Fixing David's email address. Sorry! Full quote below.

On Wed, Mar 11, 2026 at 11:43:58AM -0400, Johannes Weiner wrote:
> The deferred split queue handles cgroups in a suboptimal fashion. The
> queue is per-NUMA node or per-cgroup, not the intersection. That means
> on a cgrouped system, a node-restricted allocation entering reclaim
> can end up splitting large pages on other nodes:
> 
> 	alloc/unmap
> 	  deferred_split_folio()
> 	    list_add_tail(memcg->split_queue)
> 	    set_shrinker_bit(memcg, node, deferred_shrinker_id)
> 
> 	for_each_zone_zonelist_nodemask(restricted_nodes)
> 	  mem_cgroup_iter()
> 	    shrink_slab(node, memcg)
> 	      shrink_slab_memcg(node, memcg)
> 	        if test_shrinker_bit(memcg, node, deferred_shrinker_id)
> 	          deferred_split_scan()
> 	            walks memcg->split_queue
> 
> The shrinker bit adds an imperfect guard rail. As soon as the cgroup
> has a single large page on the node of interest, all large pages owned
> by that memcg, including those on other nodes, will be split.
> 
> list_lru properly sets up per-node, per-cgroup lists. As a bonus, it
> streamlines a lot of the list operations and reclaim walks. It's used
> widely by other major shrinkers already. Convert the deferred split
> queue as well.
> 
> The list_lru per-memcg heads are instantiated on demand when the first
> object of interest is allocated for a cgroup, by calling
> memcg_list_lru_alloc(). Add calls to where splittable pages are
> created: anon faults, swapin faults, khugepaged collapse.
> 
> These calls create all possible node heads for the cgroup at once, so
> the migration code (between nodes) doesn't need any special care.
> 
> The folio_test_partially_mapped() state is currently protected and
> serialized wrt LRU state by the deferred split queue lock. To
> facilitate the transition, add helpers to the list_lru API to allow
> caller-side locking.

### LIST OF TASKS
**1.** According to the deferred split queue message, at which points are calls to memcg_list_lru_alloc() added?
**2.** Proceed with the deferred split queue message, picking up right after its final sentence.
The records aren't needed for this.

### ROWS
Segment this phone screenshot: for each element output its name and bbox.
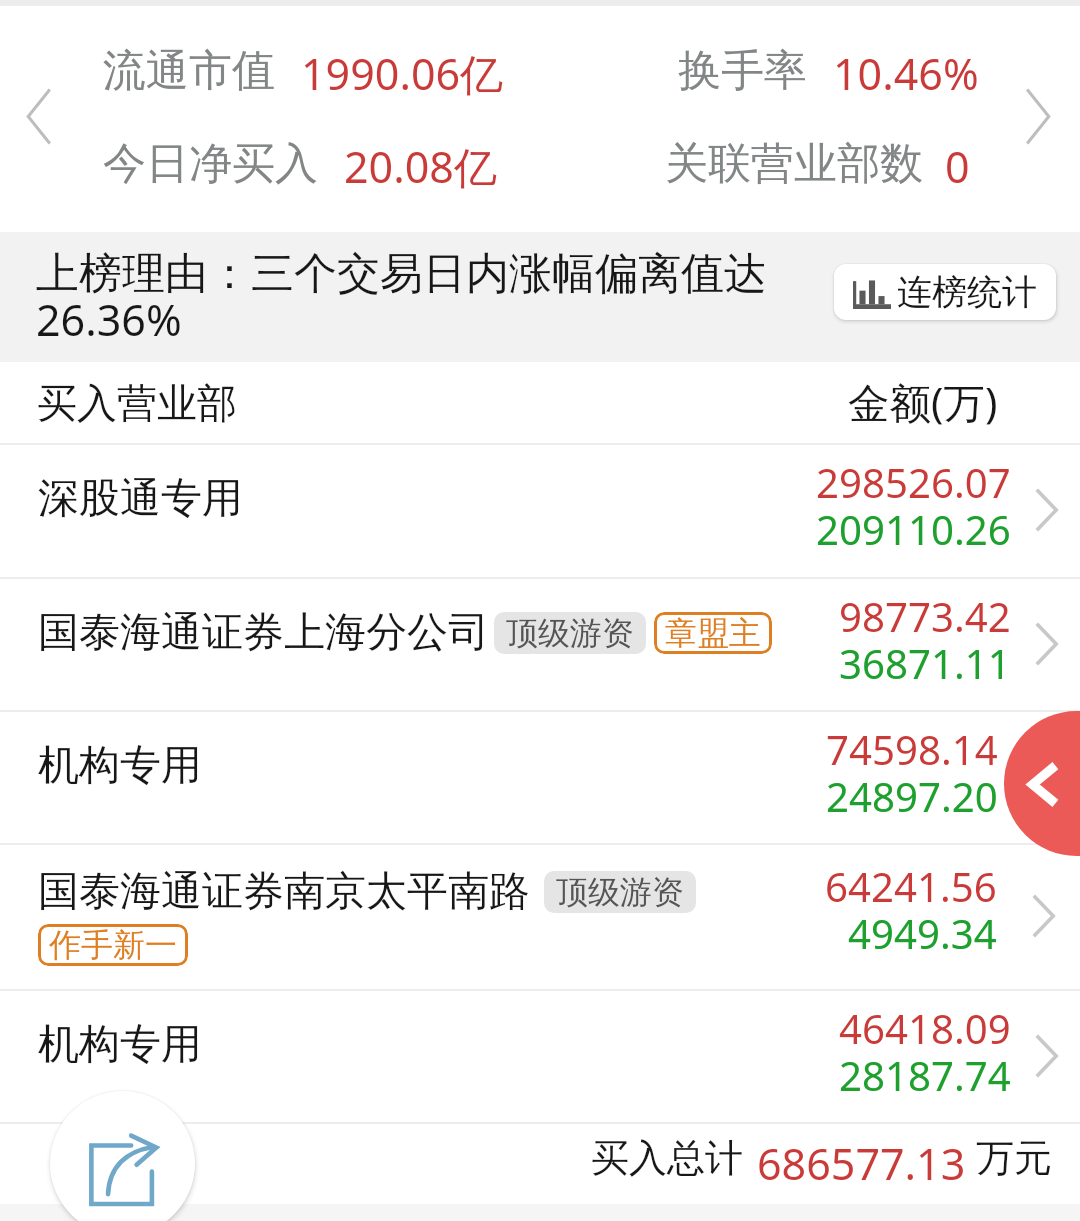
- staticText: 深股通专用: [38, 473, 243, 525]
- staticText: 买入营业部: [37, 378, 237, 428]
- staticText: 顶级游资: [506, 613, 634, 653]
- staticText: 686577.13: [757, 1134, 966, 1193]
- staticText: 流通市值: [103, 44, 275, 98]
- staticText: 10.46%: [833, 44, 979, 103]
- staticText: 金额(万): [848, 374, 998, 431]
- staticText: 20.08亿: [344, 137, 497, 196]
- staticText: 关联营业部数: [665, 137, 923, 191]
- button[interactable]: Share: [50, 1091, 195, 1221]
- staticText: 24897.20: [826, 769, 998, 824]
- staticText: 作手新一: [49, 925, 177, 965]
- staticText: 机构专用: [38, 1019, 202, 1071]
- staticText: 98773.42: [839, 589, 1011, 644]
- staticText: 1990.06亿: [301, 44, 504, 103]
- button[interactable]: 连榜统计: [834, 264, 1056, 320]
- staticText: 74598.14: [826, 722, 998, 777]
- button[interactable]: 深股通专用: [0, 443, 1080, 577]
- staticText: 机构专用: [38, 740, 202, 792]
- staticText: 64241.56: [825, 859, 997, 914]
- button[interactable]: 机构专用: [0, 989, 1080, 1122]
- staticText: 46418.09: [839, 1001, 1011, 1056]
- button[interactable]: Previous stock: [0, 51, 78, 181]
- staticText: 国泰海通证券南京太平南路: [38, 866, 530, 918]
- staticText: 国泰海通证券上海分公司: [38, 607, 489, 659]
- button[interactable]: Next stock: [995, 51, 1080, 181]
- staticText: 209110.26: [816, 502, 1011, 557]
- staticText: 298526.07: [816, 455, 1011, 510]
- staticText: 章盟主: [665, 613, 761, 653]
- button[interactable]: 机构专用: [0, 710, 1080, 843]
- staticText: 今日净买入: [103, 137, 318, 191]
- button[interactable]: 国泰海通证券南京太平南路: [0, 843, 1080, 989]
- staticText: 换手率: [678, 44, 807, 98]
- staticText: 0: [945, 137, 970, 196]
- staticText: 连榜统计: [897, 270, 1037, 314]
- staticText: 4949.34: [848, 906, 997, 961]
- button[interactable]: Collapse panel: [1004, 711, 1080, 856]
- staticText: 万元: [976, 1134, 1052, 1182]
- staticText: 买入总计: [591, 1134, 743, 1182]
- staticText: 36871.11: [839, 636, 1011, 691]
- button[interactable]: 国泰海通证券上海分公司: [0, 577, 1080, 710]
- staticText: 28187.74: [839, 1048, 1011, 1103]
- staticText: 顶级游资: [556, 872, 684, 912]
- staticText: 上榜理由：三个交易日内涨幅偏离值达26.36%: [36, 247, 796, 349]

### RESULTS OF THE EXERCISE
**1.** Calls are added at anon faults, swapin faults, and khugepaged collapse.

**2.**
> 
> Signed-off-by: Johannes Weiner <hannes@cmpxchg.org>
> ---
>  include/linux/huge_mm.h    |   6 +-
>  include/linux/list_lru.h   |  48 ++++++
>  include/linux/memcontrol.h |   4 -
>  include/linux/mmzone.h     |  12 --
>  mm/huge_memory.c           | 326 +++++++++++--------------------------
>  mm/internal.h              |   2 +-
>  mm/khugepaged.c            |   7 +
>  mm/list_lru.c              | 197 ++++++++++++++--------
>  mm/memcontrol.c            |  12 +-
>  mm/memory.c                |  52 +++---
>  mm/mm_init.c               |  14 --
>  11 files changed, 310 insertions(+), 370 deletions(-)
> 
> diff --git a/include/linux/huge_mm.h b/include/linux/huge_mm.h
> index a4d9f964dfde..2d0d0c797dd8 100644
> --- a/include/linux/huge_mm.h
> +++ b/include/linux/huge_mm.h
> @@ -414,10 +414,9 @@ static inline int split_huge_page(struct page *page)
>  {
>  	return split_huge_page_to_list_to_order(page, NULL, 0);
>  }
> +
> +extern struct list_lru deferred_split_lru;
>  void deferred_split_folio(struct folio *folio, bool partially_mapped);
> -#ifdef CONFIG_MEMCG
> -void reparent_deferred_split_queue(struct mem_cgroup *memcg);
> -#endif
>  
>  void __split_huge_pmd(struct vm_area_struct *vma, pmd_t *pmd,
>  		unsigned long address, bool freeze);
> @@ -650,7 +649,6 @@ static inline int try_folio_split_to_order(struct folio *folio,
>  }
>  
>  static inline void deferred_split_folio(struct folio *folio, bool partially_mapped) {}
> -static inline void reparent_deferred_split_queue(struct mem_cgroup *memcg) {}
>  #define split_huge_pmd(__vma, __pmd, __address)	\
>  	do { } while (0)
>  
> diff --git a/include/linux/list_lru.h b/include/linux/list_lru.h
> index fe739d35a864..d75f25778ba1 100644
> --- a/include/linux/list_lru.h
> +++ b/include/linux/list_lru.h
> @@ -81,8 +81,56 @@ static inline int list_lru_init_memcg_key(struct list_lru *lru, struct shrinker
>  
>  int memcg_list_lru_alloc(struct mem_cgroup *memcg, struct list_lru *lru,
>  			 gfp_t gfp);
> +
> +#ifdef CONFIG_MEMCG
> +int memcg_list_lru_alloc_folio(struct folio *folio, struct list_lru *lru,
> +			       gfp_t gfp);
> +#else
> +static inline int memcg_list_lru_alloc_folio(struct folio *folio,
> +					     struct list_lru *lru, gfp_t gfp)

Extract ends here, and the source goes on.